• [Instruction]
Output the material exactly, but drop every image it holds.

[Saved entries]

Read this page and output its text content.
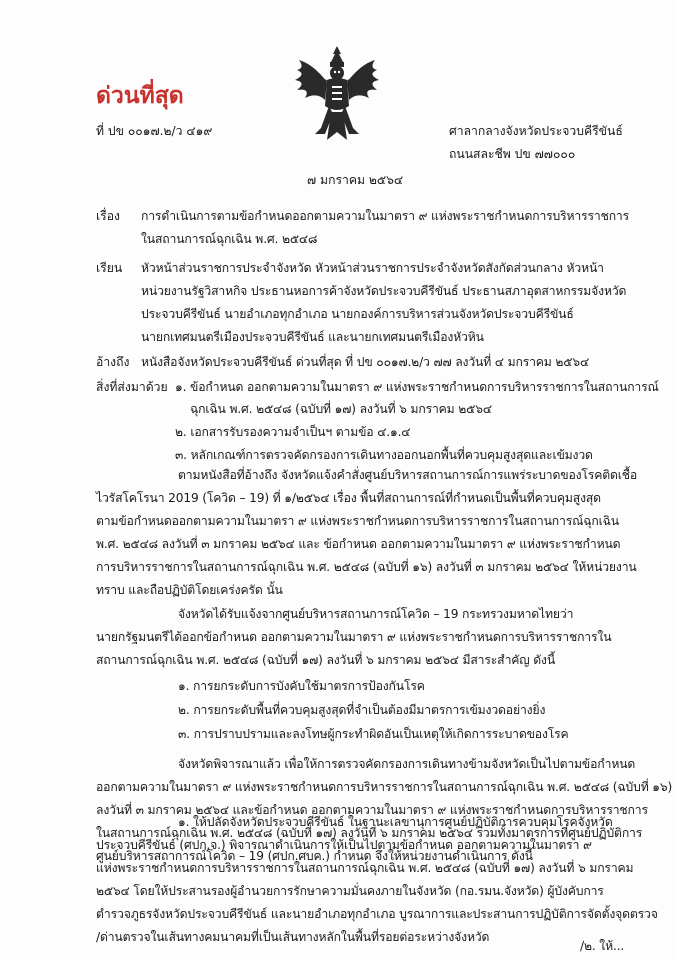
ด่วนที่สุด
ที่ ปข ๐๐๑๗.๒/ว ๔๑๙	ศาลากลางจังหวัดประจวบคีรีขันธ์
ถนนสละชีพ ปข ๗๗๐๐๐
๗ มกราคม ๒๕๖๔
เรื่อง การดำเนินการตามข้อกำหนดออกตามความในมาตรา ๙ แห่งพระราชกำหนดการบริหารราชการ
ในสถานการณ์ฉุกเฉิน พ.ศ. ๒๕๔๘
เรียน หัวหน้าส่วนราชการประจำจังหวัด หัวหน้าส่วนราชการประจำจังหวัดสังกัดส่วนกลาง หัวหน้า
หน่วยงานรัฐวิสาหกิจ ประธานหอการค้าจังหวัดประจวบคีรีขันธ์ ประธานสภาอุตสาหกรรมจังหวัด
ประจวบคีรีขันธ์ นายอำเภอทุกอำเภอ นายกองค์การบริหารส่วนจังหวัดประจวบคีรีขันธ์
นายกเทศมนตรีเมืองประจวบคีรีขันธ์ และนายกเทศมนตรีเมืองหัวหิน
อ้างถึง หนังสือจังหวัดประจวบคีรีขันธ์ ด่วนที่สุด ที่ ปข ๐๐๑๗.๒/ว ๗๗ ลงวันที่ ๔ มกราคม ๒๕๖๔
สิ่งที่ส่งมาด้วย ๑. ข้อกำหนด ออกตามความในมาตรา ๙ แห่งพระราชกำหนดการบริหารราชการในสถานการณ์
ฉุกเฉิน พ.ศ. ๒๕๔๘ (ฉบับที่ ๑๗) ลงวันที่ ๖ มกราคม ๒๕๖๔
๒. เอกสารรับรองความจำเป็นฯ ตามข้อ ๔.๑.๔
๓. หลักเกณฑ์การตรวจคัดกรองการเดินทางออกนอกพื้นที่ควบคุมสูงสุดและเข้มงวด
ตามหนังสือที่อ้างถึง จังหวัดแจ้งคำสั่งศูนย์บริหารสถานการณ์การแพร่ระบาดของโรคติดเชื้อ
ไวรัสโคโรนา 2019 (โควิด – 19) ที่ ๑/๒๕๖๔ เรื่อง พื้นที่สถานการณ์ที่กำหนดเป็นพื้นที่ควบคุมสูงสุด
ตามข้อกำหนดออกตามความในมาตรา ๙ แห่งพระราชกำหนดการบริหารราชการในสถานการณ์ฉุกเฉิน
พ.ศ. ๒๕๔๘ ลงวันที่ ๓ มกราคม ๒๕๖๔ และ ข้อกำหนด ออกตามความในมาตรา ๙ แห่งพระราชกำหนด
การบริหารราชการในสถานการณ์ฉุกเฉิน พ.ศ. ๒๕๔๘ (ฉบับที่ ๑๖) ลงวันที่ ๓ มกราคม ๒๕๖๔ ให้หน่วยงาน
ทราบ และถือปฏิบัติโดยเคร่งครัด นั้น
จังหวัดได้รับแจ้งจากศูนย์บริหารสถานการณ์โควิด – 19 กระทรวงมหาดไทยว่า
นายกรัฐมนตรีได้ออกข้อกำหนด ออกตามความในมาตรา ๙ แห่งพระราชกำหนดการบริหารราชการใน
สถานการณ์ฉุกเฉิน พ.ศ. ๒๕๔๘ (ฉบับที่ ๑๗) ลงวันที่ ๖ มกราคม ๒๕๖๔ มีสาระสำคัญ ดังนี้
๑. การยกระดับการบังคับใช้มาตรการป้องกันโรค
๒. การยกระดับพื้นที่ควบคุมสูงสุดที่จำเป็นต้องมีมาตรการเข้มงวดอย่างยิ่ง
๓. การปราบปรามและลงโทษผู้กระทำผิดอันเป็นเหตุให้เกิดการระบาดของโรค
จังหวัดพิจารณาแล้ว เพื่อให้การตรวจคัดกรองการเดินทางข้ามจังหวัดเป็นไปตามข้อกำหนด
ออกตามความในมาตรา ๙ แห่งพระราชกำหนดการบริหารราชการในสถานการณ์ฉุกเฉิน พ.ศ. ๒๕๔๘ (ฉบับที่ ๑๖)
ลงวันที่ ๓ มกราคม ๒๕๖๔ และข้อกำหนด ออกตามความในมาตรา ๙ แห่งพระราชกำหนดการบริหารราชการ
ในสถานการณ์ฉุกเฉิน พ.ศ. ๒๕๔๘ (ฉบับที่ ๑๗) ลงวันที่ ๖ มกราคม ๒๕๖๔ รวมทั้งมาตรการที่ศูนย์ปฏิบัติการ
ศูนย์บริหารสถาการณ์โควิด – 19 (ศปก.ศบค.) กำหนด จึงให้หน่วยงานดำเนินการ ดังนี้
๑. ให้ปลัดจังหวัดประจวบคีรีขันธ์ ในฐานะเลขานุการศูนย์ปฏิบัติการควบคุมโรคจังหวัด
ประจวบคีรีขันธ์ (ศปก.จ.) พิจารณาดำเนินการให้เป็นไปตามข้อกำหนด ออกตามความในมาตรา ๙
แห่งพระราชกำหนดการบริหารราชการในสถานการณ์ฉุกเฉิน พ.ศ. ๒๕๔๘ (ฉบับที่ ๑๗) ลงวันที่ ๖ มกราคม
๒๕๖๔ โดยให้ประสานรองผู้อำนวยการรักษาความมั่นคงภายในจังหวัด (กอ.รมน.จังหวัด) ผู้บังคับการ
ตำรวจภูธรจังหวัดประจวบคีรีขันธ์ และนายอำเภอทุกอำเภอ บูรณาการและประสานการปฏิบัติการจัดตั้งจุดตรวจ
/ด่านตรวจในเส้นทางคมนาคมที่เป็นเส้นทางหลักในพื้นที่รอยต่อระหว่างจังหวัด
/๒. ให้...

• [Solved exercise]
Read this page and output its text content.
ด่วนที่สุด
ที่ ปข ๐๐๑๗.๒/ว ๔๑๙	ศาลากลางจังหวัดประจวบคีรีขันธ์
ถนนสละชีพ ปข ๗๗๐๐๐
๗ มกราคม ๒๕๖๔
เรื่อง การดำเนินการตามข้อกำหนดออกตามความในมาตรา ๙ แห่งพระราชกำหนดการบริหารราชการ
ในสถานการณ์ฉุกเฉิน พ.ศ. ๒๕๔๘
เรียน หัวหน้าส่วนราชการประจำจังหวัด หัวหน้าส่วนราชการประจำจังหวัดสังกัดส่วนกลาง หัวหน้า
หน่วยงานรัฐวิสาหกิจ ประธานหอการค้าจังหวัดประจวบคีรีขันธ์ ประธานสภาอุตสาหกรรมจังหวัด
ประจวบคีรีขันธ์ นายอำเภอทุกอำเภอ นายกองค์การบริหารส่วนจังหวัดประจวบคีรีขันธ์
นายกเทศมนตรีเมืองประจวบคีรีขันธ์ และนายกเทศมนตรีเมืองหัวหิน
อ้างถึง หนังสือจังหวัดประจวบคีรีขันธ์ ด่วนที่สุด ที่ ปข ๐๐๑๗.๒/ว ๗๗ ลงวันที่ ๔ มกราคม ๒๕๖๔
สิ่งที่ส่งมาด้วย ๑. ข้อกำหนด ออกตามความในมาตรา ๙ แห่งพระราชกำหนดการบริหารราชการในสถานการณ์
ฉุกเฉิน พ.ศ. ๒๕๔๘ (ฉบับที่ ๑๗) ลงวันที่ ๖ มกราคม ๒๕๖๔
๒. เอกสารรับรองความจำเป็นฯ ตามข้อ ๔.๑.๔
๓. หลักเกณฑ์การตรวจคัดกรองการเดินทางออกนอกพื้นที่ควบคุมสูงสุดและเข้มงวด
ตามหนังสือที่อ้างถึง จังหวัดแจ้งคำสั่งศูนย์บริหารสถานการณ์การแพร่ระบาดของโรคติดเชื้อ
ไวรัสโคโรนา 2019 (โควิด – 19) ที่ ๑/๒๕๖๔ เรื่อง พื้นที่สถานการณ์ที่กำหนดเป็นพื้นที่ควบคุมสูงสุด
ตามข้อกำหนดออกตามความในมาตรา ๙ แห่งพระราชกำหนดการบริหารราชการในสถานการณ์ฉุกเฉิน
พ.ศ. ๒๕๔๘ ลงวันที่ ๓ มกราคม ๒๕๖๔ และ ข้อกำหนด ออกตามความในมาตรา ๙ แห่งพระราชกำหนด
การบริหารราชการในสถานการณ์ฉุกเฉิน พ.ศ. ๒๕๔๘ (ฉบับที่ ๑๖) ลงวันที่ ๓ มกราคม ๒๕๖๔ ให้หน่วยงาน
ทราบ และถือปฏิบัติโดยเคร่งครัด นั้น
จังหวัดได้รับแจ้งจากศูนย์บริหารสถานการณ์โควิด – 19 กระทรวงมหาดไทยว่า
นายกรัฐมนตรีได้ออกข้อกำหนด ออกตามความในมาตรา ๙ แห่งพระราชกำหนดการบริหารราชการใน
สถานการณ์ฉุกเฉิน พ.ศ. ๒๕๔๘ (ฉบับที่ ๑๗) ลงวันที่ ๖ มกราคม ๒๕๖๔ มีสาระสำคัญ ดังนี้
๑. การยกระดับการบังคับใช้มาตรการป้องกันโรค
๒. การยกระดับพื้นที่ควบคุมสูงสุดที่จำเป็นต้องมีมาตรการเข้มงวดอย่างยิ่ง
๓. การปราบปรามและลงโทษผู้กระทำผิดอันเป็นเหตุให้เกิดการระบาดของโรค
จังหวัดพิจารณาแล้ว เพื่อให้การตรวจคัดกรองการเดินทางข้ามจังหวัดเป็นไปตามข้อกำหนด
ออกตามความในมาตรา ๙ แห่งพระราชกำหนดการบริหารราชการในสถานการณ์ฉุกเฉิน พ.ศ. ๒๕๔๘ (ฉบับที่ ๑๖)
ลงวันที่ ๓ มกราคม ๒๕๖๔ และข้อกำหนด ออกตามความในมาตรา ๙ แห่งพระราชกำหนดการบริหารราชการ
ในสถานการณ์ฉุกเฉิน พ.ศ. ๒๕๔๘ (ฉบับที่ ๑๗) ลงวันที่ ๖ มกราคม ๒๕๖๔ รวมทั้งมาตรการที่ศูนย์ปฏิบัติการ
ศูนย์บริหารสถาการณ์โควิด – 19 (ศปก.ศบค.) กำหนด จึงให้หน่วยงานดำเนินการ ดังนี้
๑. ให้ปลัดจังหวัดประจวบคีรีขันธ์ ในฐานะเลขานุการศูนย์ปฏิบัติการควบคุมโรคจังหวัด
ประจวบคีรีขันธ์ (ศปก.จ.) พิจารณาดำเนินการให้เป็นไปตามข้อกำหนด ออกตามความในมาตรา ๙
แห่งพระราชกำหนดการบริหารราชการในสถานการณ์ฉุกเฉิน พ.ศ. ๒๕๔๘ (ฉบับที่ ๑๗) ลงวันที่ ๖ มกราคม
๒๕๖๔ โดยให้ประสานรองผู้อำนวยการรักษาความมั่นคงภายในจังหวัด (กอ.รมน.จังหวัด) ผู้บังคับการ
ตำรวจภูธรจังหวัดประจวบคีรีขันธ์ และนายอำเภอทุกอำเภอ บูรณาการและประสานการปฏิบัติการจัดตั้งจุดตรวจ
/ด่านตรวจในเส้นทางคมนาคมที่เป็นเส้นทางหลักในพื้นที่รอยต่อระหว่างจังหวัด
/๒. ให้...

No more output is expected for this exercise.